## Text segment
2. Configure Environment

Create server/.env:

# Core Security
MASTER_KEY=0123456789abcdef0123456789abcdef0123456789abcdef0123456789abcdef
DEV_AUTH_BYPASS=true

# LLM (Groq)
GROQ_API_KEY=your-groq-api-key

# Sponsor Tools (optional, use stubs if missing)
ELEVENLABS_API_KEY=your-elevenlabs-key
YUTORI_API_KEY=your-yutori-key
# Macroscope uses local implementation (no key needed)

# Service Mode
USE_REAL_SERVICES=false

3. Seed Demo Data

cd server
python seed_sponsor_demo.py

Seeds:

  • 2 clinics (Bay Area Medical Center, Downtown Health Associates)
  • 6 doctors (3 per clinic)
  • 456 availability slots (7 days, morning & afternoon)

4. Start Server

cd server
./run.sh

Server starts at http://localhost:8000

API docs at http://localhost:8000/docs

5. Open Frontend

# In another terminal
cd client
python -m http.server 3000

Frontend at http://localhost:3000


🎬 3-Minute Demo Script

Objective: Prove PHI never enters LLM while autonomously booking an appointment

Setup (30 seconds)

  1. Open browser to http://localhost:3000/voice-scheduler.html
  2. Open second tab to http://localhost:8000/docs (Retool endpoints)
  3. Ensure server is running with all sponsor tools initialized

Demo Flow (2 minutes)

Step 1: Voice Interaction (30 seconds)

USER: "Hi, I need to schedule an appointment"
SYSTEM: [ElevenLabs TTS] "Hello! I'm here to help. May I have your name please?"

USER: "My name is John Doe, date of birth January 15, 1990"
SYSTEM: [PHI Gateway detects and tokenizes]
        [Yutori generates 10-step plan]
        [Macroscope starts trace]
        [ElevenLabs TTS] "Thank you John. What type of appointment do you need?"

USER: "I need an annual checkup"
SYSTEM: [Yutori advances to step 5: find_available_slots]
        [Availability engine finds mutual times]
        [ElevenLabs TTS] "I found several available times. How about Tuesday at 9:30 AM with Dr. Sarah Chen?"

USER: "That works for me"

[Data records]
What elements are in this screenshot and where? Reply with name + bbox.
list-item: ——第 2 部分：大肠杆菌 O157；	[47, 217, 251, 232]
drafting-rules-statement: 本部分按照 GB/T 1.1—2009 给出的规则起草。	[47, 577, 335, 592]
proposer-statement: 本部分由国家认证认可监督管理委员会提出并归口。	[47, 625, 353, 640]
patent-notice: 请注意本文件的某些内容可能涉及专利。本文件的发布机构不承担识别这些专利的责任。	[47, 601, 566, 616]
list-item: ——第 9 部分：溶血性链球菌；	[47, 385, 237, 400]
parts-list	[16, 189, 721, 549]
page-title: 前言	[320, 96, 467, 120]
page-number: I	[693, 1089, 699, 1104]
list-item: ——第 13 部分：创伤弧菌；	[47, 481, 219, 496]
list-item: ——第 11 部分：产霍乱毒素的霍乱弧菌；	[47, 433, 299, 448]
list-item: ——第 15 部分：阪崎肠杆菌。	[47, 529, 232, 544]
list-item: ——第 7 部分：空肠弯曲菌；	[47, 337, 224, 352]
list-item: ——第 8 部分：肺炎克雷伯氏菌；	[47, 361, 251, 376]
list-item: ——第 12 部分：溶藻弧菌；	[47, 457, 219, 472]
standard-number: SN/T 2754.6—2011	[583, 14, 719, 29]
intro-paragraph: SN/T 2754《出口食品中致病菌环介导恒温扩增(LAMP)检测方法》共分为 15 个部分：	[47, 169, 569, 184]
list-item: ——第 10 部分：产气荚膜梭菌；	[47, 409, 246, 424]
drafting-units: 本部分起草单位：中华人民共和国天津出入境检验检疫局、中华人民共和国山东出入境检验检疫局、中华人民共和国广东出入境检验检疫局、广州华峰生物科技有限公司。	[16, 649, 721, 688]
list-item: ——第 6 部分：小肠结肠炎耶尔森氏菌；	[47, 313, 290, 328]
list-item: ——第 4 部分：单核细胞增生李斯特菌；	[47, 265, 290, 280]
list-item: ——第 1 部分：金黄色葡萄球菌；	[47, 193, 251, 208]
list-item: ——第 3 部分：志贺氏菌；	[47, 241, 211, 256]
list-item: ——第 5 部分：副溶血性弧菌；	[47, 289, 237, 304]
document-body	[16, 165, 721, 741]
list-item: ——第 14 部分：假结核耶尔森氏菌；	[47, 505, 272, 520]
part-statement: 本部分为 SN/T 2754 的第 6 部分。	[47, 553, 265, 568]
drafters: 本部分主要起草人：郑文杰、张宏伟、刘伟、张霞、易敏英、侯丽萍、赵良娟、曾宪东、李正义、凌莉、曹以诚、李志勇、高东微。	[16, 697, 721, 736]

## Aim of the exercise
Based on the setup text, say whether each statement agrees with it. Answer yes or no for each, and quote the deciding words exactly. 1. The demo data includes six doctors split evenly between two clinics. 2. Macroscope needs its own API key in the environment file. 3. The frontend is served on port 8000. Rely only on the text to answer.

## Response area
1. Yes: "6 doctors (3 per clinic)"
2. No: "Macroscope uses local implementation (no key needed)"
3. No: "Frontend at http://localhost:3000"